>> BEGIN SUPPLIED DATA

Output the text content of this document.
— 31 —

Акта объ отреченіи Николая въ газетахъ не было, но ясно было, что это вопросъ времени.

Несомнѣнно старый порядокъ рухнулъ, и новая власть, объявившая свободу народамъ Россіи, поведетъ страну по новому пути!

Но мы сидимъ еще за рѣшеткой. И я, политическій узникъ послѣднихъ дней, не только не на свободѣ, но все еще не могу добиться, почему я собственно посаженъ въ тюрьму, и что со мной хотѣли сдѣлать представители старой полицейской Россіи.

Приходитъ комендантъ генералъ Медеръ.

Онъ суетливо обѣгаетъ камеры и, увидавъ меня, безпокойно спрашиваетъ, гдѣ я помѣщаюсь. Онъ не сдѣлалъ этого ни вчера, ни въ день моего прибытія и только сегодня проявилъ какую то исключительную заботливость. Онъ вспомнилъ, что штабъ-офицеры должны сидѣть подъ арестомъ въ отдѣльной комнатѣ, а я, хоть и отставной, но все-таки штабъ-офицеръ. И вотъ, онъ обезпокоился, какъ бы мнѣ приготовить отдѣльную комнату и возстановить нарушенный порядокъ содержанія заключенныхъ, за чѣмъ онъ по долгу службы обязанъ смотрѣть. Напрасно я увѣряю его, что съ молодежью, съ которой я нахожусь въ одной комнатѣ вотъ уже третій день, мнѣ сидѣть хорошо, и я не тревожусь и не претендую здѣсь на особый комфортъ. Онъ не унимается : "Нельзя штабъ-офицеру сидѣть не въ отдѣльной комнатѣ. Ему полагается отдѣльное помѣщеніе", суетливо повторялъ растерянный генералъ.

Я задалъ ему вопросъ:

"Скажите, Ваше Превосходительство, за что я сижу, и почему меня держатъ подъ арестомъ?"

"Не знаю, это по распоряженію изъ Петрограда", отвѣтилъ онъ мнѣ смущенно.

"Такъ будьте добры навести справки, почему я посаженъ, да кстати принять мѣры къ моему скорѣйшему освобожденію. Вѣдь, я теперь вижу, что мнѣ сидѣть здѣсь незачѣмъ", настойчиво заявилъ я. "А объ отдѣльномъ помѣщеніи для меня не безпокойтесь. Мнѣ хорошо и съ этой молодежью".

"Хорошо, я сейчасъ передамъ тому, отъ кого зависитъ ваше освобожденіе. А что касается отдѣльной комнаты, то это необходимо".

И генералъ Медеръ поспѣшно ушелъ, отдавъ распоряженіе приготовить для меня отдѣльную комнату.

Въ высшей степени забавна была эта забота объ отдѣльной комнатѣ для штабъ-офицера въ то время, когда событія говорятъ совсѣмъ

>> END SUPPLIED DATA

• [DESCRIPTION OF THE TASK] Write the data from above out again, exactly.

• [OUTPUT FOR THIS EXERCISE]
Output the text content of this document.
— 31 —

Акта объ отреченіи Николая въ газетахъ не было, но ясно было, что это вопросъ времени.

Несомнѣнно старый порядокъ рухнулъ, и новая власть, объявившая свободу народамъ Россіи, поведетъ страну по новому пути!

Но мы сидимъ еще за рѣшеткой. И я, политическій узникъ послѣднихъ дней, не только не на свободѣ, но все еще не могу добиться, почему я собственно посаженъ въ тюрьму, и что со мной хотѣли сдѣлать представители старой полицейской Россіи.

Приходитъ комендантъ генералъ Медеръ.

Онъ суетливо обѣгаетъ камеры и, увидавъ меня, безпокойно спрашиваетъ, гдѣ я помѣщаюсь. Онъ не сдѣлалъ этого ни вчера, ни въ день моего прибытія и только сегодня проявилъ какую то исключительную заботливость. Онъ вспомнилъ, что штабъ-офицеры должны сидѣть подъ арестомъ въ отдѣльной комнатѣ, а я, хоть и отставной, но все-таки штабъ-офицеръ. И вотъ, онъ обезпокоился, какъ бы мнѣ приготовить отдѣльную комнату и возстановить нарушенный порядокъ содержанія заключенныхъ, за чѣмъ онъ по долгу службы обязанъ смотрѣть. Напрасно я увѣряю его, что съ молодежью, съ которой я нахожусь въ одной комнатѣ вотъ уже третій день, мнѣ сидѣть хорошо, и я не тревожусь и не претендую здѣсь на особый комфортъ. Онъ не унимается : "Нельзя штабъ-офицеру сидѣть не въ отдѣльной комнатѣ. Ему полагается отдѣльное помѣщеніе", суетливо повторялъ растерянный генералъ.

Я задалъ ему вопросъ:

"Скажите, Ваше Превосходительство, за что я сижу, и почему меня держатъ подъ арестомъ?"

"Не знаю, это по распоряженію изъ Петрограда", отвѣтилъ онъ мнѣ смущенно.

"Такъ будьте добры навести справки, почему я посаженъ, да кстати принять мѣры къ моему скорѣйшему освобожденію. Вѣдь, я теперь вижу, что мнѣ сидѣть здѣсь незачѣмъ", настойчиво заявилъ я. "А объ отдѣльномъ помѣщеніи для меня не безпокойтесь. Мнѣ хорошо и съ этой молодежью".

"Хорошо, я сейчасъ передамъ тому, отъ кого зависитъ ваше освобожденіе. А что касается отдѣльной комнаты, то это необходимо".

И генералъ Медеръ поспѣшно ушелъ, отдавъ распоряженіе приготовить для меня отдѣльную комнату.

Въ высшей степени забавна была эта забота объ отдѣльной комнатѣ для штабъ-офицера въ то время, когда событія говорятъ совсѣмъ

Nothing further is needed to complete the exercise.